Set task =
Would you extract the whole listing below and retype it exactly?

Data provided =
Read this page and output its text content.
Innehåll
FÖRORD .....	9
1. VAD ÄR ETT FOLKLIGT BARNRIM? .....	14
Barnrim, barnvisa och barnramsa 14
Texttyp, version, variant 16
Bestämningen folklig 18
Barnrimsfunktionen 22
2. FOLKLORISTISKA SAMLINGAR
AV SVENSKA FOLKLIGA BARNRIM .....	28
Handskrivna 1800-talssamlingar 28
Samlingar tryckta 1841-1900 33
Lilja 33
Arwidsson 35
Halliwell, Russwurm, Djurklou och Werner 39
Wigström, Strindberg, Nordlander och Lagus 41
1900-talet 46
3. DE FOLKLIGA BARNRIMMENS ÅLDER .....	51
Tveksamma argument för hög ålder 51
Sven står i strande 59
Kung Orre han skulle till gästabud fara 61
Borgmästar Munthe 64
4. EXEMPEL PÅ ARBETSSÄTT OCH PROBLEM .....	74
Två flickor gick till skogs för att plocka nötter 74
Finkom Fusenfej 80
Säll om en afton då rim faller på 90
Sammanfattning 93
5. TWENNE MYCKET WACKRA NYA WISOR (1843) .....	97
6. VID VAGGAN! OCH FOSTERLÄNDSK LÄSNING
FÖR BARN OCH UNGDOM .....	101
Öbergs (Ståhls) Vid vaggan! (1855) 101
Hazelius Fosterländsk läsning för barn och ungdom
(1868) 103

Response below =
Read this page and output its text content.
Innehåll
FÖRORD .....	9
1. VAD ÄR ETT FOLKLIGT BARNRIM? .....	14
Barnrim, barnvisa och barnramsa 14
Texttyp, version, variant 16
Bestämningen folklig 18
Barnrimsfunktionen 22
2. FOLKLORISTISKA SAMLINGAR
AV SVENSKA FOLKLIGA BARNRIM .....	28
Handskrivna 1800-talssamlingar 28
Samlingar tryckta 1841-1900 33
Lilja 33
Arwidsson 35
Halliwell, Russwurm, Djurklou och Werner 39
Wigström, Strindberg, Nordlander och Lagus 41
1900-talet 46
3. DE FOLKLIGA BARNRIMMENS ÅLDER .....	51
Tveksamma argument för hög ålder 51
Sven står i strande 59
Kung Orre han skulle till gästabud fara 61
Borgmästar Munthe 64
4. EXEMPEL PÅ ARBETSSÄTT OCH PROBLEM .....	74
Två flickor gick till skogs för att plocka nötter 74
Finkom Fusenfej 80
Säll om en afton då rim faller på 90
Sammanfattning 93
5. TWENNE MYCKET WACKRA NYA WISOR (1843) .....	97
6. VID VAGGAN! OCH FOSTERLÄNDSK LÄSNING
FÖR BARN OCH UNGDOM .....	101
Öbergs (Ståhls) Vid vaggan! (1855) 101
Hazelius Fosterländsk läsning för barn och ungdom
(1868) 103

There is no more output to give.